## Aim:
Scan the records below. List lines holding "Course".

## Dataset records:
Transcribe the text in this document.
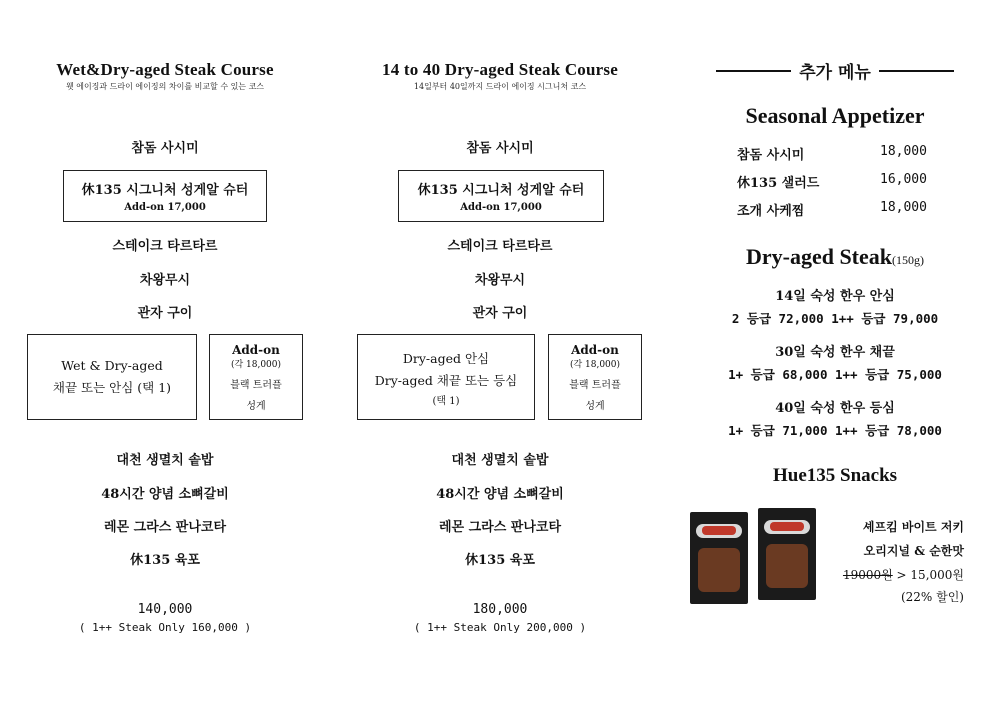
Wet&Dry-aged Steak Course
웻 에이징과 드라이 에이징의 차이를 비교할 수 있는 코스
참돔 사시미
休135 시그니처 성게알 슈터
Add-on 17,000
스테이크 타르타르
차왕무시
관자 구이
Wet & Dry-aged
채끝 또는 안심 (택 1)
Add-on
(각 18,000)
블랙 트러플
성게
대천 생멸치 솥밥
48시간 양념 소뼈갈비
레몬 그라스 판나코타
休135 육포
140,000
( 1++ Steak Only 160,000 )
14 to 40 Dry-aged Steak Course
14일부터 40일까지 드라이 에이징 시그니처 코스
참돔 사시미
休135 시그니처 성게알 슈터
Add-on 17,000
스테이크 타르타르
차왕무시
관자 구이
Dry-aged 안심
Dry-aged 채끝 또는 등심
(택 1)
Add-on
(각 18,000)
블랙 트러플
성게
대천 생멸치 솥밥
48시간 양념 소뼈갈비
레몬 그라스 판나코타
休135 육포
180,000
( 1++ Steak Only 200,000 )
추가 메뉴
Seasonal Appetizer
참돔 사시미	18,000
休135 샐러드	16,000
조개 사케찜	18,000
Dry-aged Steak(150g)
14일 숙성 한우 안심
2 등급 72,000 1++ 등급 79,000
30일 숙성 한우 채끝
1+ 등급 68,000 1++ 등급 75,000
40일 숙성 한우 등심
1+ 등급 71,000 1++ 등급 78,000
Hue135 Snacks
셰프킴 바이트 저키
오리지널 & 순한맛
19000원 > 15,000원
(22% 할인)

## Result for this task:
Wet&Dry-aged Steak Course
14 to 40 Dry-aged Steak Course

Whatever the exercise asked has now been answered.